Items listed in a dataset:

╔══

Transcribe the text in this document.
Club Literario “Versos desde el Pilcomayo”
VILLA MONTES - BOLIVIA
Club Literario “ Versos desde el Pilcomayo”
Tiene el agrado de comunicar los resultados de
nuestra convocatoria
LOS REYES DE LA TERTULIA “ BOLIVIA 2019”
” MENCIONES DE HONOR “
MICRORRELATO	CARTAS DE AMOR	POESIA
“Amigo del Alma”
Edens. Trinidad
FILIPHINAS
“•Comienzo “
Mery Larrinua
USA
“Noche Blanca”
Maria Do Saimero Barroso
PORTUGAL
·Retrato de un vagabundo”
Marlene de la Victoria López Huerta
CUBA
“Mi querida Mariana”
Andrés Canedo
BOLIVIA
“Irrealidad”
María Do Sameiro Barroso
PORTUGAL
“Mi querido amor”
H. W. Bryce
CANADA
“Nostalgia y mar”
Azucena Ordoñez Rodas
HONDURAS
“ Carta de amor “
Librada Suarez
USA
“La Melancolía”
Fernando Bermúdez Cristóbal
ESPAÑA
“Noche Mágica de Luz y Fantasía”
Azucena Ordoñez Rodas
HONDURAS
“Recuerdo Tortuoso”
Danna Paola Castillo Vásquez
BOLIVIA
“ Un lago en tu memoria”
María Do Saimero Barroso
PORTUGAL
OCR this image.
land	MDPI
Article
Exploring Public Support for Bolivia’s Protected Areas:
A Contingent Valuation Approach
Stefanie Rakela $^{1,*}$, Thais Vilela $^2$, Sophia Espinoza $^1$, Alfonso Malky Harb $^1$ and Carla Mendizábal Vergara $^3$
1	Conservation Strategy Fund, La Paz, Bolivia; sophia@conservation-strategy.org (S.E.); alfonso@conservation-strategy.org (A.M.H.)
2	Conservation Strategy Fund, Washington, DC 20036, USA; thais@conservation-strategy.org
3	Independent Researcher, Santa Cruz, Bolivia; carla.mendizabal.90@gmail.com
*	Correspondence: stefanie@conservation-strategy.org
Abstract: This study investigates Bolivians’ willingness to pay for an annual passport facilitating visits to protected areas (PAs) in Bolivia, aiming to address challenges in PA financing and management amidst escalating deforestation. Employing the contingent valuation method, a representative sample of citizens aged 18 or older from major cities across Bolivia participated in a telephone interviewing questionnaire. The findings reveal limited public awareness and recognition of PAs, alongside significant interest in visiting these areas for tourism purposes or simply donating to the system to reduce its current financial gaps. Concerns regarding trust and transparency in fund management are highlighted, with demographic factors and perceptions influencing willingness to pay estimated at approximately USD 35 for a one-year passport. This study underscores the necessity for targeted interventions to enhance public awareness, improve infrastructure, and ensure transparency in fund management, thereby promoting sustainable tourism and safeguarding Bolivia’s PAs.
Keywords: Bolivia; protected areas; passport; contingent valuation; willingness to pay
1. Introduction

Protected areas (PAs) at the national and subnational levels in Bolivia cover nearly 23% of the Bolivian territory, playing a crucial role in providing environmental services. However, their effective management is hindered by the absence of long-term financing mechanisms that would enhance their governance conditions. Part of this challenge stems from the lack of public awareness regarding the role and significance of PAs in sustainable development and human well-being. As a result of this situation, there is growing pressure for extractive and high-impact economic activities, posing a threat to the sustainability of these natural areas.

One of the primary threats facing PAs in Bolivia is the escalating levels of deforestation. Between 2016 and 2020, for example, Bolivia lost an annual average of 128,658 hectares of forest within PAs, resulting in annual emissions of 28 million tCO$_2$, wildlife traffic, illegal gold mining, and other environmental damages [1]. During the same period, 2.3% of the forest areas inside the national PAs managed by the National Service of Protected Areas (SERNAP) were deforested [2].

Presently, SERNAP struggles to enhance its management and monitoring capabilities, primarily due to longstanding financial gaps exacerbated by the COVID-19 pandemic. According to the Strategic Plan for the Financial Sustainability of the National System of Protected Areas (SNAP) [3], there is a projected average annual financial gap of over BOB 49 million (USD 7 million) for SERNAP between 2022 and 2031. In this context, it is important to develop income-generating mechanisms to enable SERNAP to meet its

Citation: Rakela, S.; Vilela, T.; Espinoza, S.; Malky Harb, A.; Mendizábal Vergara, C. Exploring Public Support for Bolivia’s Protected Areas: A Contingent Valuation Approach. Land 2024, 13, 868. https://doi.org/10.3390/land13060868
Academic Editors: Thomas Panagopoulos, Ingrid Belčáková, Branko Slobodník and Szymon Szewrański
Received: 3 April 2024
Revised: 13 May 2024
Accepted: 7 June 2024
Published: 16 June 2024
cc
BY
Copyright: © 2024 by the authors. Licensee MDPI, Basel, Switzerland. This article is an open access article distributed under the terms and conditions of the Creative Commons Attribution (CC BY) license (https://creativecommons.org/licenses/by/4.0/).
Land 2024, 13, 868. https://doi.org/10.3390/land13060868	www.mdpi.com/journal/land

╚══

__REQUIREMENTS__. Pull out each record as written and restate it exactly.

__RESULT__.
Transcribe the text in this document.
Club Literario “Versos desde el Pilcomayo”
VILLA MONTES - BOLIVIA
Club Literario “ Versos desde el Pilcomayo”
Tiene el agrado de comunicar los resultados de
nuestra convocatoria
LOS REYES DE LA TERTULIA “ BOLIVIA 2019”
” MENCIONES DE HONOR “
MICRORRELATO	CARTAS DE AMOR	POESIA
“Amigo del Alma”
Edens. Trinidad
FILIPHINAS
“•Comienzo “
Mery Larrinua
USA
“Noche Blanca”
Maria Do Saimero Barroso
PORTUGAL
·Retrato de un vagabundo”
Marlene de la Victoria López Huerta
CUBA
“Mi querida Mariana”
Andrés Canedo
BOLIVIA
“Irrealidad”
María Do Sameiro Barroso
PORTUGAL
“Mi querido amor”
H. W. Bryce
CANADA
“Nostalgia y mar”
Azucena Ordoñez Rodas
HONDURAS
“ Carta de amor “
Librada Suarez
USA
“La Melancolía”
Fernando Bermúdez Cristóbal
ESPAÑA
“Noche Mágica de Luz y Fantasía”
Azucena Ordoñez Rodas
HONDURAS
“Recuerdo Tortuoso”
Danna Paola Castillo Vásquez
BOLIVIA
“ Un lago en tu memoria”
María Do Saimero Barroso
PORTUGAL
OCR this image.
land	MDPI
Article
Exploring Public Support for Bolivia’s Protected Areas:
A Contingent Valuation Approach
Stefanie Rakela $^{1,*}$, Thais Vilela $^2$, Sophia Espinoza $^1$, Alfonso Malky Harb $^1$ and Carla Mendizábal Vergara $^3$
1	Conservation Strategy Fund, La Paz, Bolivia; sophia@conservation-strategy.org (S.E.); alfonso@conservation-strategy.org (A.M.H.)
2	Conservation Strategy Fund, Washington, DC 20036, USA; thais@conservation-strategy.org
3	Independent Researcher, Santa Cruz, Bolivia; carla.mendizabal.90@gmail.com
*	Correspondence: stefanie@conservation-strategy.org
Abstract: This study investigates Bolivians’ willingness to pay for an annual passport facilitating visits to protected areas (PAs) in Bolivia, aiming to address challenges in PA financing and management amidst escalating deforestation. Employing the contingent valuation method, a representative sample of citizens aged 18 or older from major cities across Bolivia participated in a telephone interviewing questionnaire. The findings reveal limited public awareness and recognition of PAs, alongside significant interest in visiting these areas for tourism purposes or simply donating to the system to reduce its current financial gaps. Concerns regarding trust and transparency in fund management are highlighted, with demographic factors and perceptions influencing willingness to pay estimated at approximately USD 35 for a one-year passport. This study underscores the necessity for targeted interventions to enhance public awareness, improve infrastructure, and ensure transparency in fund management, thereby promoting sustainable tourism and safeguarding Bolivia’s PAs.
Keywords: Bolivia; protected areas; passport; contingent valuation; willingness to pay
1. Introduction

Protected areas (PAs) at the national and subnational levels in Bolivia cover nearly 23% of the Bolivian territory, playing a crucial role in providing environmental services. However, their effective management is hindered by the absence of long-term financing mechanisms that would enhance their governance conditions. Part of this challenge stems from the lack of public awareness regarding the role and significance of PAs in sustainable development and human well-being. As a result of this situation, there is growing pressure for extractive and high-impact economic activities, posing a threat to the sustainability of these natural areas.

One of the primary threats facing PAs in Bolivia is the escalating levels of deforestation. Between 2016 and 2020, for example, Bolivia lost an annual average of 128,658 hectares of forest within PAs, resulting in annual emissions of 28 million tCO$_2$, wildlife traffic, illegal gold mining, and other environmental damages [1]. During the same period, 2.3% of the forest areas inside the national PAs managed by the National Service of Protected Areas (SERNAP) were deforested [2].

Presently, SERNAP struggles to enhance its management and monitoring capabilities, primarily due to longstanding financial gaps exacerbated by the COVID-19 pandemic. According to the Strategic Plan for the Financial Sustainability of the National System of Protected Areas (SNAP) [3], there is a projected average annual financial gap of over BOB 49 million (USD 7 million) for SERNAP between 2022 and 2031. In this context, it is important to develop income-generating mechanisms to enable SERNAP to meet its

Citation: Rakela, S.; Vilela, T.; Espinoza, S.; Malky Harb, A.; Mendizábal Vergara, C. Exploring Public Support for Bolivia’s Protected Areas: A Contingent Valuation Approach. Land 2024, 13, 868. https://doi.org/10.3390/land13060868
Academic Editors: Thomas Panagopoulos, Ingrid Belčáková, Branko Slobodník and Szymon Szewrański
Received: 3 April 2024
Revised: 13 May 2024
Accepted: 7 June 2024
Published: 16 June 2024
cc
BY
Copyright: © 2024 by the authors. Licensee MDPI, Basel, Switzerland. This article is an open access article distributed under the terms and conditions of the Creative Commons Attribution (CC BY) license (https://creativecommons.org/licenses/by/4.0/).
Land 2024, 13, 868. https://doi.org/10.3390/land13060868	www.mdpi.com/journal/land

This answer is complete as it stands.